### DIRECTIVE:
Pick out every line holding the string "November" and copy it.
══ SUPPLIED MATERIAL ══
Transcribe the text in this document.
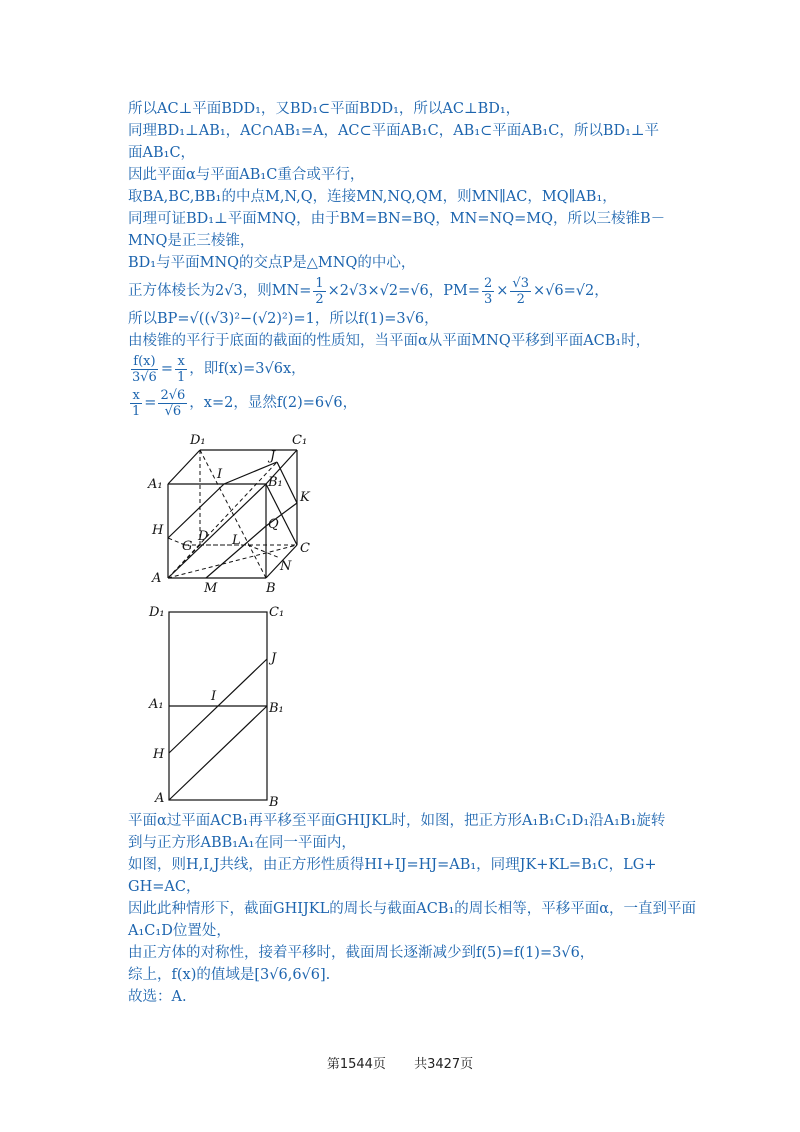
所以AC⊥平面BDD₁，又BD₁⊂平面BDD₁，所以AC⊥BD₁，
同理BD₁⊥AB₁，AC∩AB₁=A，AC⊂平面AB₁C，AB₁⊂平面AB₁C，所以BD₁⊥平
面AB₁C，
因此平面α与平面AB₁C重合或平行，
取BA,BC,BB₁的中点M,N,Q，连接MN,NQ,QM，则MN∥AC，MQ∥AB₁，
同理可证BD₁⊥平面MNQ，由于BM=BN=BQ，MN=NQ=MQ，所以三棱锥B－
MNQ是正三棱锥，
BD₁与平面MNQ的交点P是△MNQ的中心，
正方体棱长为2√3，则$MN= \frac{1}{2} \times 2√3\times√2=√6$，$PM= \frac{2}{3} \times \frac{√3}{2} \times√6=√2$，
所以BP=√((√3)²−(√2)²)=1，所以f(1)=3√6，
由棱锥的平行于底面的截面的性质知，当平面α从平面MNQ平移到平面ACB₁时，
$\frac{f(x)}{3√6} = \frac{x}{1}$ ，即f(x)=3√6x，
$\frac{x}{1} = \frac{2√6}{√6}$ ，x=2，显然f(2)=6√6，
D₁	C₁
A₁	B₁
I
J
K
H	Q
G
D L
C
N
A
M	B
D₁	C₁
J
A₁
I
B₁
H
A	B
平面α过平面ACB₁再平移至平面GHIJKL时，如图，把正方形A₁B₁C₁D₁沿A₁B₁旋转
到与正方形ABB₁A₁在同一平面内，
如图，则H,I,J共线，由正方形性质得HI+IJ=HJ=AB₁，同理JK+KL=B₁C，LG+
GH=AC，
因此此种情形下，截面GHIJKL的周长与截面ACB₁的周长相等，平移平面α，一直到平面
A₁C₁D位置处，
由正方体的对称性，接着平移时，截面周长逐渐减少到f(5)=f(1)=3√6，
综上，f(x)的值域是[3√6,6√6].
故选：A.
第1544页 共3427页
═══
══ SUPPLIED MATERIAL ══
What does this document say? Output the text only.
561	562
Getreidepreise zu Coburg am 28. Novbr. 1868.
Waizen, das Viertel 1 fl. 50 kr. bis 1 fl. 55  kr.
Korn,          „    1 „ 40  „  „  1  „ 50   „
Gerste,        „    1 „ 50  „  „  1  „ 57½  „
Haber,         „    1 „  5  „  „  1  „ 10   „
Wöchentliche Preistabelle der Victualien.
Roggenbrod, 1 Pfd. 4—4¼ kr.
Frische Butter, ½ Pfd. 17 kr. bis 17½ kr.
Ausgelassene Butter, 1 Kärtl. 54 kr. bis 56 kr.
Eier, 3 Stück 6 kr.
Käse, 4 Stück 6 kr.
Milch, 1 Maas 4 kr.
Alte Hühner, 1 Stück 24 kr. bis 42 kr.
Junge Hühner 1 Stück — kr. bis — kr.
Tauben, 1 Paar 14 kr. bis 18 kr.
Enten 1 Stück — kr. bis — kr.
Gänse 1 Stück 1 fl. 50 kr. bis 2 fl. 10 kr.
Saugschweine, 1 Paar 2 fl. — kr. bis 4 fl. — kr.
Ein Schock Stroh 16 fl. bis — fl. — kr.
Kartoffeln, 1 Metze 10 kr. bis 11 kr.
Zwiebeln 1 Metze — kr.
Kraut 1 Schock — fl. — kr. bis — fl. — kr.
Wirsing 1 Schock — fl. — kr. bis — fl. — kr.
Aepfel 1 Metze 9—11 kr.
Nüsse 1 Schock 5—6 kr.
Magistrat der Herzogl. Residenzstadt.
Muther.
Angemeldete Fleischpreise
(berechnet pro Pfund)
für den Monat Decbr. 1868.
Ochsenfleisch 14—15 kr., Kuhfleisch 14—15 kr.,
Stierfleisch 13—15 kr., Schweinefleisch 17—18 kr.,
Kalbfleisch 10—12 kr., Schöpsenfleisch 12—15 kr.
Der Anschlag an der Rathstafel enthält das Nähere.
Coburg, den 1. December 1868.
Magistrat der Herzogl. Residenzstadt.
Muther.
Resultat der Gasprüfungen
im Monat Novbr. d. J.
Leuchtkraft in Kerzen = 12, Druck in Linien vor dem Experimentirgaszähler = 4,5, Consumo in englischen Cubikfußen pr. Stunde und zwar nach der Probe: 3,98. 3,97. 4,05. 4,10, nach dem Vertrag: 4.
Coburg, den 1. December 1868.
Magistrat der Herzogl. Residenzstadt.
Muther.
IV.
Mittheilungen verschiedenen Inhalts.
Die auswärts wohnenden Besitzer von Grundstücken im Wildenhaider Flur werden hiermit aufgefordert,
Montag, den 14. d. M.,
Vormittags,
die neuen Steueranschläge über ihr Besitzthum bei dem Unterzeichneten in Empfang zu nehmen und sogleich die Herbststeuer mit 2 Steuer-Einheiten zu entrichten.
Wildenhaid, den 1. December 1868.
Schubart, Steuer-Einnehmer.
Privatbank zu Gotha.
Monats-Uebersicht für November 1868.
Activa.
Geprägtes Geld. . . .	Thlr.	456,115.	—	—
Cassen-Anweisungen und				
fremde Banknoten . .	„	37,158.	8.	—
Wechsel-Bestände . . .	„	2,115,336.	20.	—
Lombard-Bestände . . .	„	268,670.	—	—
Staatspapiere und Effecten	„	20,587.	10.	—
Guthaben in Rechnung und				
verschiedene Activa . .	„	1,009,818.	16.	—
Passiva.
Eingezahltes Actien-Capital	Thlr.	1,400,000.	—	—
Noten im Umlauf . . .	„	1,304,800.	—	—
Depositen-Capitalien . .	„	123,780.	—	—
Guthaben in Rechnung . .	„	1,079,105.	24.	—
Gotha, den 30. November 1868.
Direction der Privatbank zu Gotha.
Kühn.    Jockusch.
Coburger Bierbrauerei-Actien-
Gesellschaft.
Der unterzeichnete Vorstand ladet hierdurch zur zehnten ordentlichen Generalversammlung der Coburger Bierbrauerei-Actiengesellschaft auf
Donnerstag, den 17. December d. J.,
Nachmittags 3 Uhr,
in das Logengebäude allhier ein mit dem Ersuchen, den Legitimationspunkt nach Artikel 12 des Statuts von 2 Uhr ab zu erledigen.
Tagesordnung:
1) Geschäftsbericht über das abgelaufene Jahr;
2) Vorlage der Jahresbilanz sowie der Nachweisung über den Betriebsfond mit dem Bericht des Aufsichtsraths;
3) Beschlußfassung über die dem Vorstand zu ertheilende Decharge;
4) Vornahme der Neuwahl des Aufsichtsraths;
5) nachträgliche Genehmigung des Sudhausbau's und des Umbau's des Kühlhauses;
═══
### EXPECTED ANSWER:
Monats-Uebersicht für November 1868.
Gotha, den 30. November 1868.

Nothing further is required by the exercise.